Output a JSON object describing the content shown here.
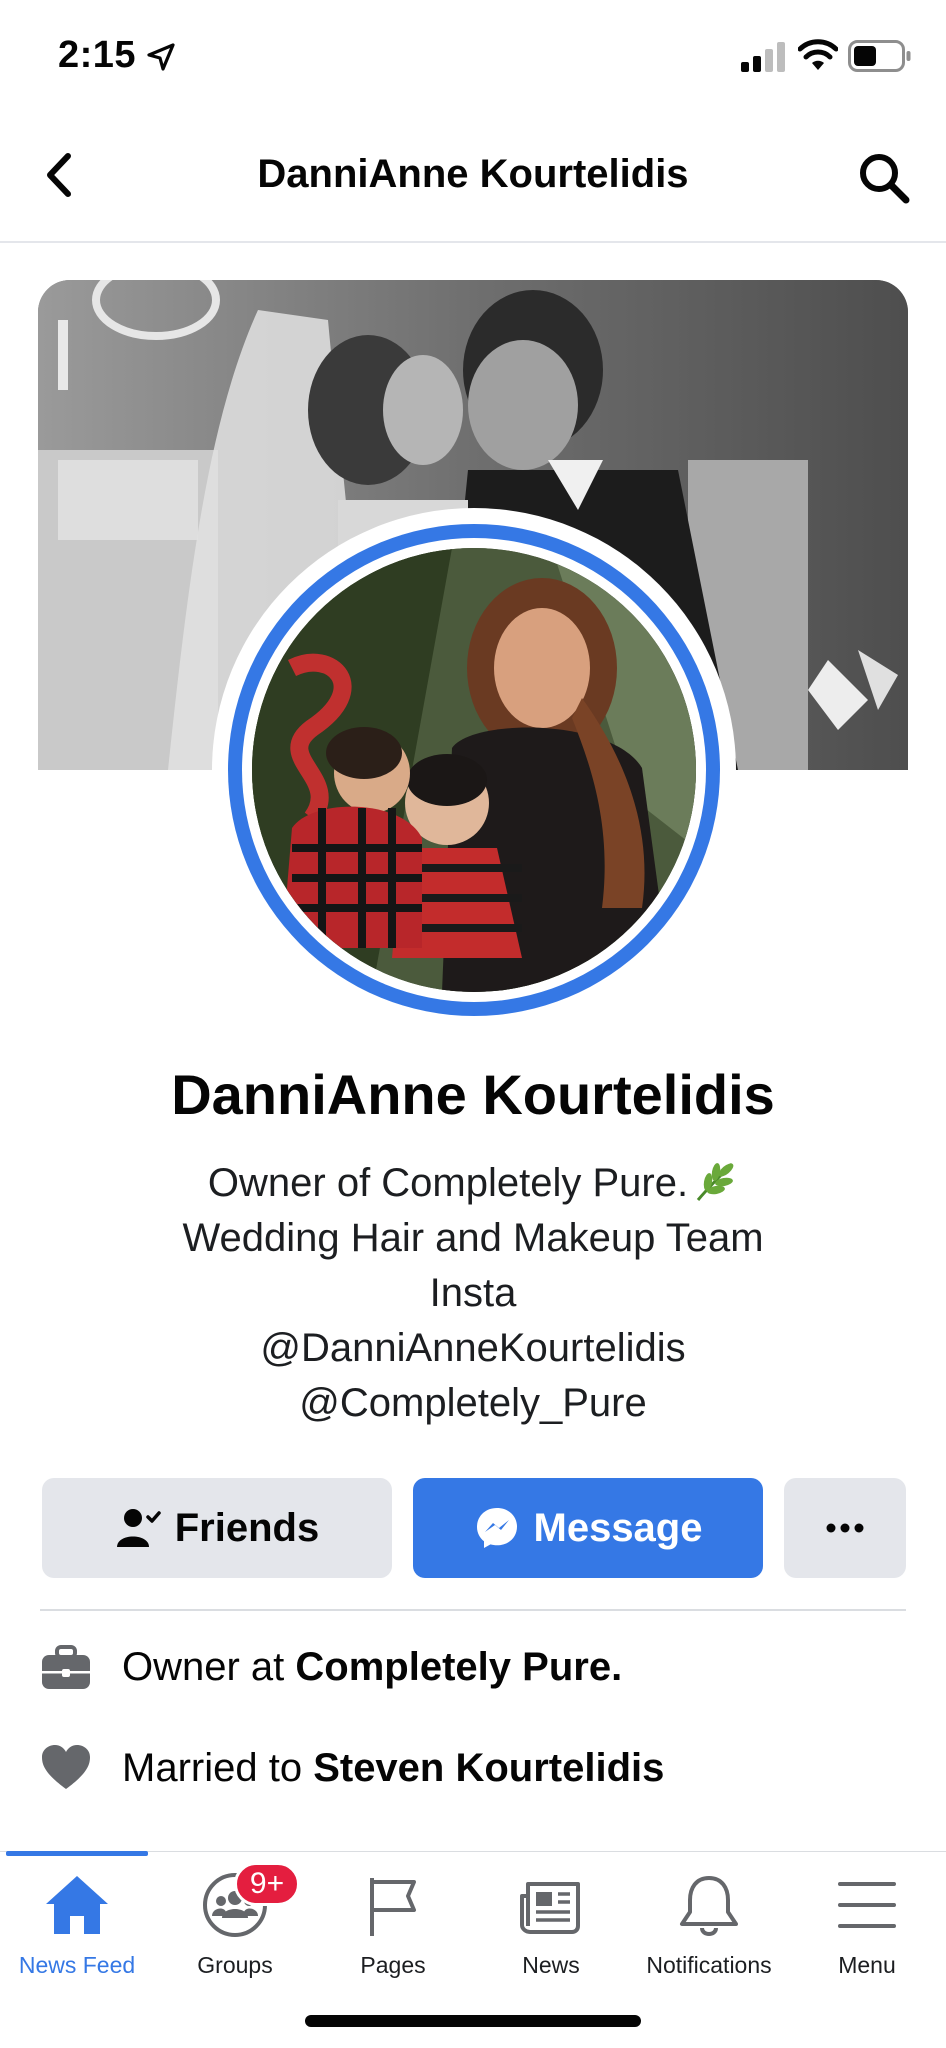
{
  "status_bar": {
    "time": "2:15"
  },
  "nav": {
    "title": "DanniAnne Kourtelidis"
  },
  "profile": {
    "name": "DanniAnne Kourtelidis",
    "bio": [
      "Owner of Completely Pure.",
      "Wedding Hair and Makeup Team",
      "Insta",
      "@DanniAnneKourtelidis",
      "@Completely_Pure"
    ]
  },
  "actions": {
    "friends_label": "Friends",
    "message_label": "Message",
    "more_label": "···"
  },
  "info": [
    {
      "prefix": "Owner at ",
      "value": "Completely Pure.",
      "icon": "briefcase-icon"
    },
    {
      "prefix": "Married to ",
      "value": "Steven Kourtelidis",
      "icon": "heart-icon"
    }
  ],
  "tabs": [
    {
      "label": "News Feed",
      "icon": "home-icon",
      "active": true
    },
    {
      "label": "Groups",
      "icon": "groups-icon",
      "badge": "9+"
    },
    {
      "label": "Pages",
      "icon": "flag-icon"
    },
    {
      "label": "News",
      "icon": "newspaper-icon"
    },
    {
      "label": "Notifications",
      "icon": "bell-icon"
    },
    {
      "label": "Menu",
      "icon": "menu-icon"
    }
  ],
  "colors": {
    "accent": "#3578e5",
    "button_gray": "#e4e6eb",
    "badge_red": "#e41e3f"
  }
}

= = =

From the material above, copy each line that includes the word "icon".

      "icon": "briefcase-icon"
      "icon": "heart-icon"
      "icon": "home-icon",
      "icon": "groups-icon",
      "icon": "flag-icon"
      "icon": "newspaper-icon"
      "icon": "bell-icon"
      "icon": "menu-icon"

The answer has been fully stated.